** WRITTEN REQUEST **
Would you quote the material below in full and unchanged?

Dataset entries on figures
= = = =

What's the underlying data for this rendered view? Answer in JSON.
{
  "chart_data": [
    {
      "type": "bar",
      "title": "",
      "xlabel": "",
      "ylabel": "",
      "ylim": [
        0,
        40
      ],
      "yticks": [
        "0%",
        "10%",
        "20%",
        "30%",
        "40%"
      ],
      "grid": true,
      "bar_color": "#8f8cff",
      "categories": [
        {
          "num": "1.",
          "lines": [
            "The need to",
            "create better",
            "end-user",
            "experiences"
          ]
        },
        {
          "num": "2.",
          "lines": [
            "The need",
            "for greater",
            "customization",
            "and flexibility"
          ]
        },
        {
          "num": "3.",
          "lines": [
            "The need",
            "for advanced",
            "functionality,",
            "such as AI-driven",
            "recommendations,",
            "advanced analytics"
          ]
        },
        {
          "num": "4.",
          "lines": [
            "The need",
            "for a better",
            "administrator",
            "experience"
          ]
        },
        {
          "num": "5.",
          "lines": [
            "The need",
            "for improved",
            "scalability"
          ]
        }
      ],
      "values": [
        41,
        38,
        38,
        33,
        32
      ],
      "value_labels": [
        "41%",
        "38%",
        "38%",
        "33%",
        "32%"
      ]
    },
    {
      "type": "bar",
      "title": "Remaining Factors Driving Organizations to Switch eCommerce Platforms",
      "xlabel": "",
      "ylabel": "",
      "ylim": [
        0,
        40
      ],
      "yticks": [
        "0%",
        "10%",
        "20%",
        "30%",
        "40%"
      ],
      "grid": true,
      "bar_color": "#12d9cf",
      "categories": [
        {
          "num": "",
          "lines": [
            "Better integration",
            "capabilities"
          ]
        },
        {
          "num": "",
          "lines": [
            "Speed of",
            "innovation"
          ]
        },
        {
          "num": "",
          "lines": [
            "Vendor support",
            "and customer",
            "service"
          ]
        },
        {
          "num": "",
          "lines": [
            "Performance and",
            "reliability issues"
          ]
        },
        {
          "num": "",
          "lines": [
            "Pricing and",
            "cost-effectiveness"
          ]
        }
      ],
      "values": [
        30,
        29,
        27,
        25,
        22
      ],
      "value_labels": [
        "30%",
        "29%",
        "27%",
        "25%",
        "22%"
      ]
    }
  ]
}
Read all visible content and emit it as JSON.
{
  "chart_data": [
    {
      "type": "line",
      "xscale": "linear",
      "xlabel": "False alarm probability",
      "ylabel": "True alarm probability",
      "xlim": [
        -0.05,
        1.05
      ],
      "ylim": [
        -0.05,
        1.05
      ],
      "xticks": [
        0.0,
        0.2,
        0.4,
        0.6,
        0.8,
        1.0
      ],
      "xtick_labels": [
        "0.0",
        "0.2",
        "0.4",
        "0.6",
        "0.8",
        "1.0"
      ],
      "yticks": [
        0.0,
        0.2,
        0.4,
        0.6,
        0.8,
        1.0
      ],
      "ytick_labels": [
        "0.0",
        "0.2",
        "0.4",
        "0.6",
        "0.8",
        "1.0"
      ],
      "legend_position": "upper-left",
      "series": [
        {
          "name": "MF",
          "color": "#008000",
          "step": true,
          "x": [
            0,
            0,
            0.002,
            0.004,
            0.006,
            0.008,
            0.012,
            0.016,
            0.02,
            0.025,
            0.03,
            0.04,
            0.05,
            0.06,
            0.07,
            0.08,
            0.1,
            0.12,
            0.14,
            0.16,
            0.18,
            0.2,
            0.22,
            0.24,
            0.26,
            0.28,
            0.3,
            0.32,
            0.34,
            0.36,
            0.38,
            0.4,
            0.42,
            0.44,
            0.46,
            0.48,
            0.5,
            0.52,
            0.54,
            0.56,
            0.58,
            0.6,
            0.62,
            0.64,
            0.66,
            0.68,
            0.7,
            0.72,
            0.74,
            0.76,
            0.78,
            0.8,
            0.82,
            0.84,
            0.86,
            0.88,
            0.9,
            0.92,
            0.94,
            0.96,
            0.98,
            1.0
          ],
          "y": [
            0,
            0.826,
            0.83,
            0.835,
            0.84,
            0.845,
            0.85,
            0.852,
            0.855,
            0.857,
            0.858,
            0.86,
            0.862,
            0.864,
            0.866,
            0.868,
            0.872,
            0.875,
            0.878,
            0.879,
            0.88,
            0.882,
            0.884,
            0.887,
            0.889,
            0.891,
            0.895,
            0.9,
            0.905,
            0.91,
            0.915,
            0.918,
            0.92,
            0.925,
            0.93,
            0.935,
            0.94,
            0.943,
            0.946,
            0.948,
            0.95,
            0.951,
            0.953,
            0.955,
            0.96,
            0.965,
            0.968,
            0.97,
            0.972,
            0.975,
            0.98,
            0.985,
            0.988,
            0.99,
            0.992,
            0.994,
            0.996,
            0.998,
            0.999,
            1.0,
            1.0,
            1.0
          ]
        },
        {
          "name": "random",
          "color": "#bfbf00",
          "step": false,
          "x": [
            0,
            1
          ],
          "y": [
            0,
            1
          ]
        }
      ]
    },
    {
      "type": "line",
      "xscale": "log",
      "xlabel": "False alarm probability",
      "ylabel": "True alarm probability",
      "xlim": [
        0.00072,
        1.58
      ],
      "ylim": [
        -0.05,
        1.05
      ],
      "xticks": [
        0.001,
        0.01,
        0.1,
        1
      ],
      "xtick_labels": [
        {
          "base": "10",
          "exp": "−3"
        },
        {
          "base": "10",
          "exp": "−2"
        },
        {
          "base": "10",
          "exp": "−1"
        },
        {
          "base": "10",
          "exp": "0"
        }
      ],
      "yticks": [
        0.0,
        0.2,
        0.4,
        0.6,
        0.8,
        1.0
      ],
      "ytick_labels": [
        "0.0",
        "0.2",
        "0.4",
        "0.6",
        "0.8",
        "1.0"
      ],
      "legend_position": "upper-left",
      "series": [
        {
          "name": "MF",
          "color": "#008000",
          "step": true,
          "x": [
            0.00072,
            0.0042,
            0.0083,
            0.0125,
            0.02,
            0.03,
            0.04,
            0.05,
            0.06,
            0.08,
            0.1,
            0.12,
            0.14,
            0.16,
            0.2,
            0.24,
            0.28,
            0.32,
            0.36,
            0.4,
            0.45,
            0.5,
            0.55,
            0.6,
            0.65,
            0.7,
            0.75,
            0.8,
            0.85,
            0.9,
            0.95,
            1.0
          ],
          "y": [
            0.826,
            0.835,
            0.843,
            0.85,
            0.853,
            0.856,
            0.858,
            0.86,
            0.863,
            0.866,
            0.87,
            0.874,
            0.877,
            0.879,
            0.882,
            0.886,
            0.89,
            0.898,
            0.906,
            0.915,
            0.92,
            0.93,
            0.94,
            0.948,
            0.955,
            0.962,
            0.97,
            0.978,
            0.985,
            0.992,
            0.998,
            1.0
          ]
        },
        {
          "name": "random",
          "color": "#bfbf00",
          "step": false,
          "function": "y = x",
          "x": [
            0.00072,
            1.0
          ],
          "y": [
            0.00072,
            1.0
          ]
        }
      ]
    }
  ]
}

= = = =

** PROBLEM SOLUTION **
What's the underlying data for this rendered view? Answer in JSON.
{
  "chart_data": [
    {
      "type": "bar",
      "title": "",
      "xlabel": "",
      "ylabel": "",
      "ylim": [
        0,
        40
      ],
      "yticks": [
        "0%",
        "10%",
        "20%",
        "30%",
        "40%"
      ],
      "grid": true,
      "bar_color": "#8f8cff",
      "categories": [
        {
          "num": "1.",
          "lines": [
            "The need to",
            "create better",
            "end-user",
            "experiences"
          ]
        },
        {
          "num": "2.",
          "lines": [
            "The need",
            "for greater",
            "customization",
            "and flexibility"
          ]
        },
        {
          "num": "3.",
          "lines": [
            "The need",
            "for advanced",
            "functionality,",
            "such as AI-driven",
            "recommendations,",
            "advanced analytics"
          ]
        },
        {
          "num": "4.",
          "lines": [
            "The need",
            "for a better",
            "administrator",
            "experience"
          ]
        },
        {
          "num": "5.",
          "lines": [
            "The need",
            "for improved",
            "scalability"
          ]
        }
      ],
      "values": [
        41,
        38,
        38,
        33,
        32
      ],
      "value_labels": [
        "41%",
        "38%",
        "38%",
        "33%",
        "32%"
      ]
    },
    {
      "type": "bar",
      "title": "Remaining Factors Driving Organizations to Switch eCommerce Platforms",
      "xlabel": "",
      "ylabel": "",
      "ylim": [
        0,
        40
      ],
      "yticks": [
        "0%",
        "10%",
        "20%",
        "30%",
        "40%"
      ],
      "grid": true,
      "bar_color": "#12d9cf",
      "categories": [
        {
          "num": "",
          "lines": [
            "Better integration",
            "capabilities"
          ]
        },
        {
          "num": "",
          "lines": [
            "Speed of",
            "innovation"
          ]
        },
        {
          "num": "",
          "lines": [
            "Vendor support",
            "and customer",
            "service"
          ]
        },
        {
          "num": "",
          "lines": [
            "Performance and",
            "reliability issues"
          ]
        },
        {
          "num": "",
          "lines": [
            "Pricing and",
            "cost-effectiveness"
          ]
        }
      ],
      "values": [
        30,
        29,
        27,
        25,
        22
      ],
      "value_labels": [
        "30%",
        "29%",
        "27%",
        "25%",
        "22%"
      ]
    }
  ]
}
Read all visible content and emit it as JSON.
{
  "chart_data": [
    {
      "type": "line",
      "xscale": "linear",
      "xlabel": "False alarm probability",
      "ylabel": "True alarm probability",
      "xlim": [
        -0.05,
        1.05
      ],
      "ylim": [
        -0.05,
        1.05
      ],
      "xticks": [
        0.0,
        0.2,
        0.4,
        0.6,
        0.8,
        1.0
      ],
      "xtick_labels": [
        "0.0",
        "0.2",
        "0.4",
        "0.6",
        "0.8",
        "1.0"
      ],
      "yticks": [
        0.0,
        0.2,
        0.4,
        0.6,
        0.8,
        1.0
      ],
      "ytick_labels": [
        "0.0",
        "0.2",
        "0.4",
        "0.6",
        "0.8",
        "1.0"
      ],
      "legend_position": "upper-left",
      "series": [
        {
          "name": "MF",
          "color": "#008000",
          "step": true,
          "x": [
            0,
            0,
            0.002,
            0.004,
            0.006,
            0.008,
            0.012,
            0.016,
            0.02,
            0.025,
            0.03,
            0.04,
            0.05,
            0.06,
            0.07,
            0.08,
            0.1,
            0.12,
            0.14,
            0.16,
            0.18,
            0.2,
            0.22,
            0.24,
            0.26,
            0.28,
            0.3,
            0.32,
            0.34,
            0.36,
            0.38,
            0.4,
            0.42,
            0.44,
            0.46,
            0.48,
            0.5,
            0.52,
            0.54,
            0.56,
            0.58,
            0.6,
            0.62,
            0.64,
            0.66,
            0.68,
            0.7,
            0.72,
            0.74,
            0.76,
            0.78,
            0.8,
            0.82,
            0.84,
            0.86,
            0.88,
            0.9,
            0.92,
            0.94,
            0.96,
            0.98,
            1.0
          ],
          "y": [
            0,
            0.826,
            0.83,
            0.835,
            0.84,
            0.845,
            0.85,
            0.852,
            0.855,
            0.857,
            0.858,
            0.86,
            0.862,
            0.864,
            0.866,
            0.868,
            0.872,
            0.875,
            0.878,
            0.879,
            0.88,
            0.882,
            0.884,
            0.887,
            0.889,
            0.891,
            0.895,
            0.9,
            0.905,
            0.91,
            0.915,
            0.918,
            0.92,
            0.925,
            0.93,
            0.935,
            0.94,
            0.943,
            0.946,
            0.948,
            0.95,
            0.951,
            0.953,
            0.955,
            0.96,
            0.965,
            0.968,
            0.97,
            0.972,
            0.975,
            0.98,
            0.985,
            0.988,
            0.99,
            0.992,
            0.994,
            0.996,
            0.998,
            0.999,
            1.0,
            1.0,
            1.0
          ]
        },
        {
          "name": "random",
          "color": "#bfbf00",
          "step": false,
          "x": [
            0,
            1
          ],
          "y": [
            0,
            1
          ]
        }
      ]
    },
    {
      "type": "line",
      "xscale": "log",
      "xlabel": "False alarm probability",
      "ylabel": "True alarm probability",
      "xlim": [
        0.00072,
        1.58
      ],
      "ylim": [
        -0.05,
        1.05
      ],
      "xticks": [
        0.001,
        0.01,
        0.1,
        1
      ],
      "xtick_labels": [
        {
          "base": "10",
          "exp": "−3"
        },
        {
          "base": "10",
          "exp": "−2"
        },
        {
          "base": "10",
          "exp": "−1"
        },
        {
          "base": "10",
          "exp": "0"
        }
      ],
      "yticks": [
        0.0,
        0.2,
        0.4,
        0.6,
        0.8,
        1.0
      ],
      "ytick_labels": [
        "0.0",
        "0.2",
        "0.4",
        "0.6",
        "0.8",
        "1.0"
      ],
      "legend_position": "upper-left",
      "series": [
        {
          "name": "MF",
          "color": "#008000",
          "step": true,
          "x": [
            0.00072,
            0.0042,
            0.0083,
            0.0125,
            0.02,
            0.03,
            0.04,
            0.05,
            0.06,
            0.08,
            0.1,
            0.12,
            0.14,
            0.16,
            0.2,
            0.24,
            0.28,
            0.32,
            0.36,
            0.4,
            0.45,
            0.5,
            0.55,
            0.6,
            0.65,
            0.7,
            0.75,
            0.8,
            0.85,
            0.9,
            0.95,
            1.0
          ],
          "y": [
            0.826,
            0.835,
            0.843,
            0.85,
            0.853,
            0.856,
            0.858,
            0.86,
            0.863,
            0.866,
            0.87,
            0.874,
            0.877,
            0.879,
            0.882,
            0.886,
            0.89,
            0.898,
            0.906,
            0.915,
            0.92,
            0.93,
            0.94,
            0.948,
            0.955,
            0.962,
            0.97,
            0.978,
            0.985,
            0.992,
            0.998,
            1.0
          ]
        },
        {
          "name": "random",
          "color": "#bfbf00",
          "step": false,
          "function": "y = x",
          "x": [
            0.00072,
            1.0
          ],
          "y": [
            0.00072,
            1.0
          ]
        }
      ]
    }
  ]
}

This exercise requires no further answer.